SHORT TASK
Set down the full listing exactly as given. Any pictures are to be left out.

GIVEN RECORDS
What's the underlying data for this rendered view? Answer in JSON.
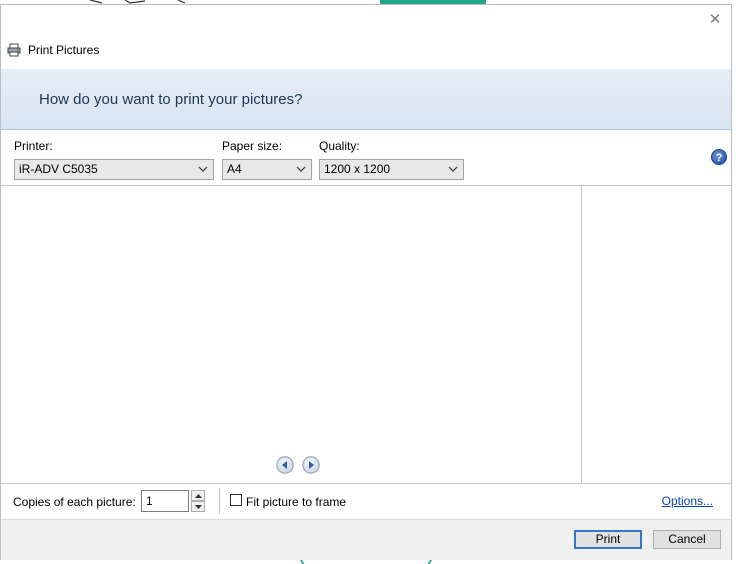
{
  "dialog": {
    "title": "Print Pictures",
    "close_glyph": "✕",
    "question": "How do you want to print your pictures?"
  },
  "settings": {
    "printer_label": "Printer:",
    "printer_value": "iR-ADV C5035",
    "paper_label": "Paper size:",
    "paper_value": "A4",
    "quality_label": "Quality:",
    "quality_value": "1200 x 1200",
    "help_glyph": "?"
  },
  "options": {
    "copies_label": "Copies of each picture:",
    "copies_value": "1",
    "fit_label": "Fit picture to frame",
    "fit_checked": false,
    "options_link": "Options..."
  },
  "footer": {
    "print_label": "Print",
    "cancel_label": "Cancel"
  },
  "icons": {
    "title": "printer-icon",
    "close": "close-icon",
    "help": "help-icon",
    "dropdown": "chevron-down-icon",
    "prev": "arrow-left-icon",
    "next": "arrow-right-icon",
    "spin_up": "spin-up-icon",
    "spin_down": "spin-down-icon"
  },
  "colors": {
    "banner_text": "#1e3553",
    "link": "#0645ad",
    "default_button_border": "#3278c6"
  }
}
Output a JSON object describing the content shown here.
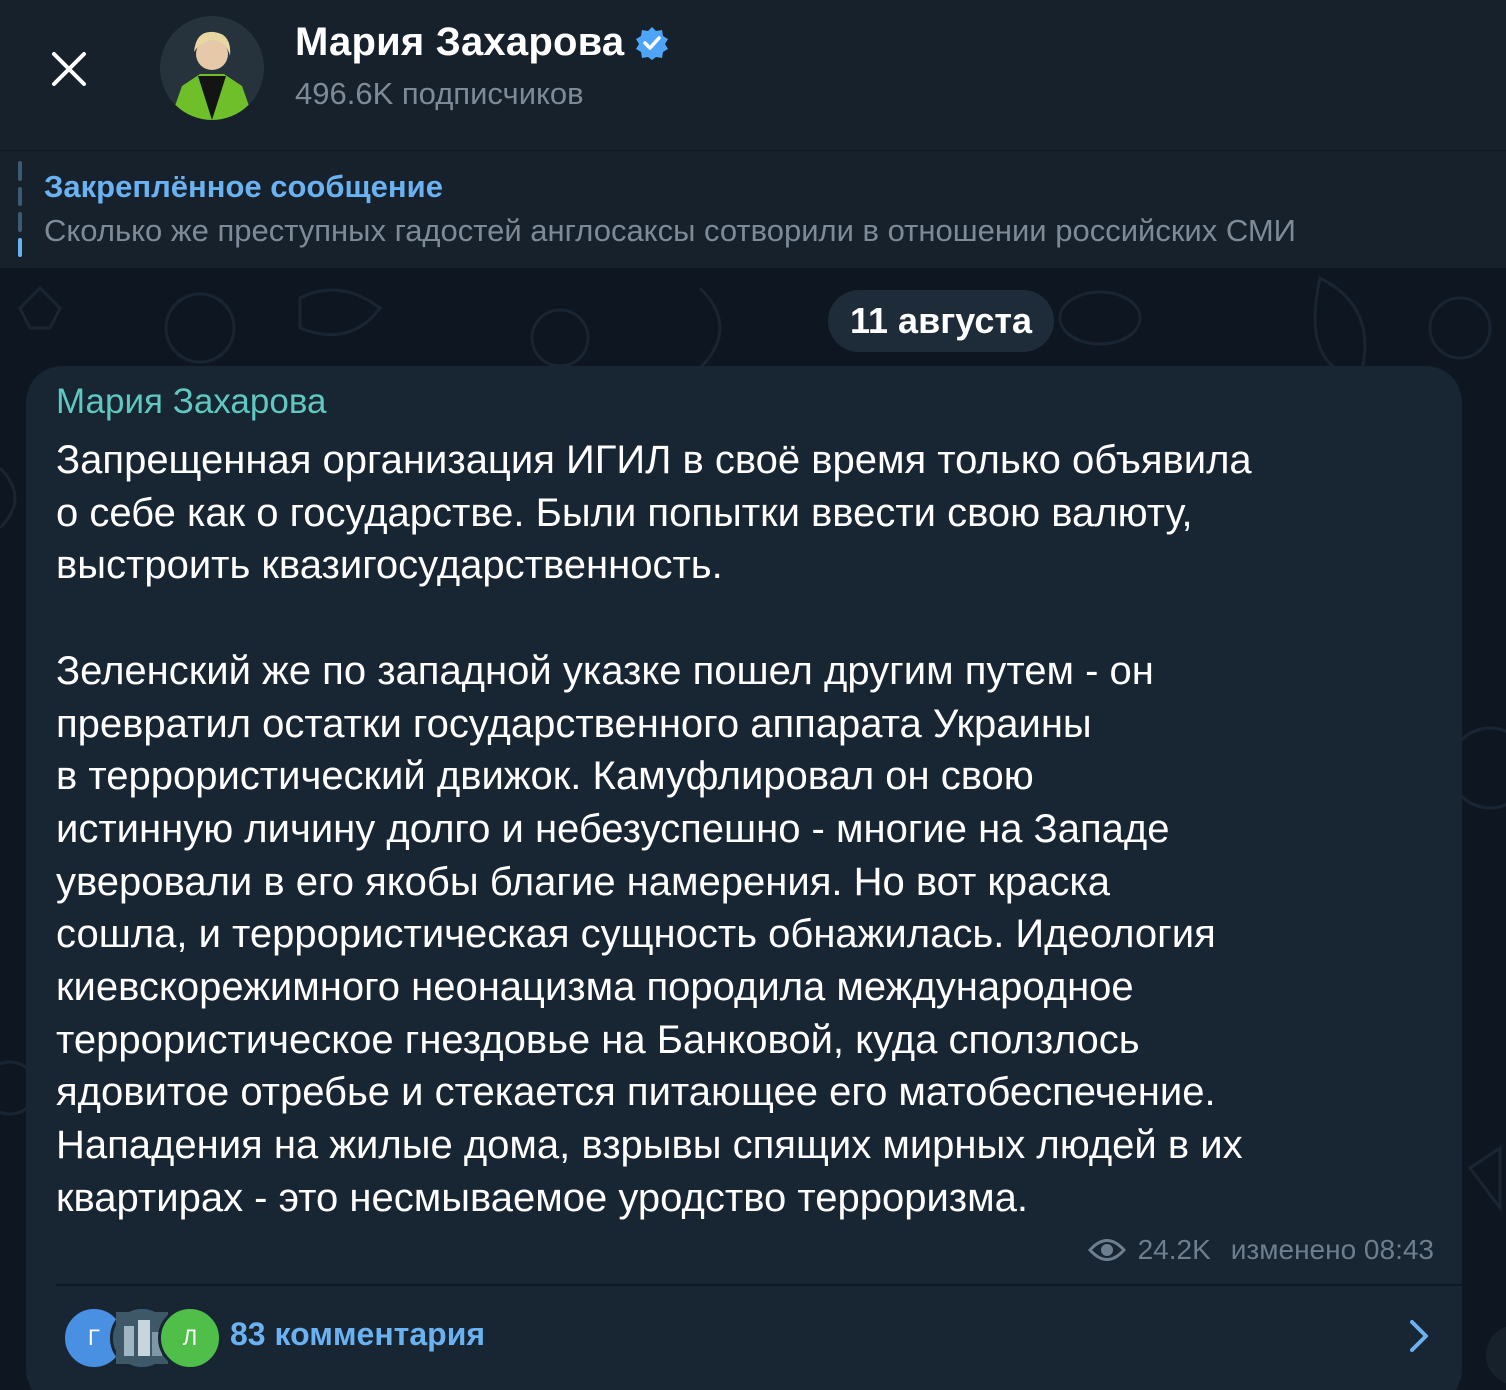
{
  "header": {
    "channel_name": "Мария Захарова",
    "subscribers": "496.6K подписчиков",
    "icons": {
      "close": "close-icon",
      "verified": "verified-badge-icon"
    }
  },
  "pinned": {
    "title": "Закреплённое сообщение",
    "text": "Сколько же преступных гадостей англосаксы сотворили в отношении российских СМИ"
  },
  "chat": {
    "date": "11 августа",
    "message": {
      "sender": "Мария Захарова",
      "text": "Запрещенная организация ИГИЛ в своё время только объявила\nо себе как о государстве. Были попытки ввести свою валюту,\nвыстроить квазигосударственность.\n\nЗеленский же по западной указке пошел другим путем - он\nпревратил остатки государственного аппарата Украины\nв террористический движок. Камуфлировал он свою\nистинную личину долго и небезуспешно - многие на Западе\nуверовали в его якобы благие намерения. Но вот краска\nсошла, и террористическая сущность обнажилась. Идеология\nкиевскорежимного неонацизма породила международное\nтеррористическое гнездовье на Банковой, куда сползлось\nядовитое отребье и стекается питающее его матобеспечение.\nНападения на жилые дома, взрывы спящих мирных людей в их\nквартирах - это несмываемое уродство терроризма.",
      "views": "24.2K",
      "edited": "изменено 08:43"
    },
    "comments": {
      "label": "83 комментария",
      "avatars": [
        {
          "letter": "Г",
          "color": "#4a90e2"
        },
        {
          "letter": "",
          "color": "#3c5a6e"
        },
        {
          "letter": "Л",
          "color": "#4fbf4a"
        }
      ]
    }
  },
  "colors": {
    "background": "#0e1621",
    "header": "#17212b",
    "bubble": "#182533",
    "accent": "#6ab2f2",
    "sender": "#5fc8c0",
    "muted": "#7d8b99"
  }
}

SOLUTION BELOW
What's the underlying data for this rendered view? Answer in JSON.
{
  "dialog": {
    "title": "Print Pictures",
    "close_glyph": "✕",
    "question": "How do you want to print your pictures?"
  },
  "settings": {
    "printer_label": "Printer:",
    "printer_value": "iR-ADV C5035",
    "paper_label": "Paper size:",
    "paper_value": "A4",
    "quality_label": "Quality:",
    "quality_value": "1200 x 1200",
    "help_glyph": "?"
  },
  "options": {
    "copies_label": "Copies of each picture:",
    "copies_value": "1",
    "fit_label": "Fit picture to frame",
    "fit_checked": false,
    "options_link": "Options..."
  },
  "footer": {
    "print_label": "Print",
    "cancel_label": "Cancel"
  },
  "icons": {
    "title": "printer-icon",
    "close": "close-icon",
    "help": "help-icon",
    "dropdown": "chevron-down-icon",
    "prev": "arrow-left-icon",
    "next": "arrow-right-icon",
    "spin_up": "spin-up-icon",
    "spin_down": "spin-down-icon"
  },
  "colors": {
    "banner_text": "#1e3553",
    "link": "#0645ad",
    "default_button_border": "#3278c6"
  }
}
Output a JSON object describing the content shown here.
{
  "header": {
    "channel_name": "Мария Захарова",
    "subscribers": "496.6K подписчиков",
    "icons": {
      "close": "close-icon",
      "verified": "verified-badge-icon"
    }
  },
  "pinned": {
    "title": "Закреплённое сообщение",
    "text": "Сколько же преступных гадостей англосаксы сотворили в отношении российских СМИ"
  },
  "chat": {
    "date": "11 августа",
    "message": {
      "sender": "Мария Захарова",
      "text": "Запрещенная организация ИГИЛ в своё время только объявила\nо себе как о государстве. Были попытки ввести свою валюту,\nвыстроить квазигосударственность.\n\nЗеленский же по западной указке пошел другим путем - он\nпревратил остатки государственного аппарата Украины\nв террористический движок. Камуфлировал он свою\nистинную личину долго и небезуспешно - многие на Западе\nуверовали в его якобы благие намерения. Но вот краска\nсошла, и террористическая сущность обнажилась. Идеология\nкиевскорежимного неонацизма породила международное\nтеррористическое гнездовье на Банковой, куда сползлось\nядовитое отребье и стекается питающее его матобеспечение.\nНападения на жилые дома, взрывы спящих мирных людей в их\nквартирах - это несмываемое уродство терроризма.",
      "views": "24.2K",
      "edited": "изменено 08:43"
    },
    "comments": {
      "label": "83 комментария",
      "avatars": [
        {
          "letter": "Г",
          "color": "#4a90e2"
        },
        {
          "letter": "",
          "color": "#3c5a6e"
        },
        {
          "letter": "Л",
          "color": "#4fbf4a"
        }
      ]
    }
  },
  "colors": {
    "background": "#0e1621",
    "header": "#17212b",
    "bubble": "#182533",
    "accent": "#6ab2f2",
    "sender": "#5fc8c0",
    "muted": "#7d8b99"
  }
}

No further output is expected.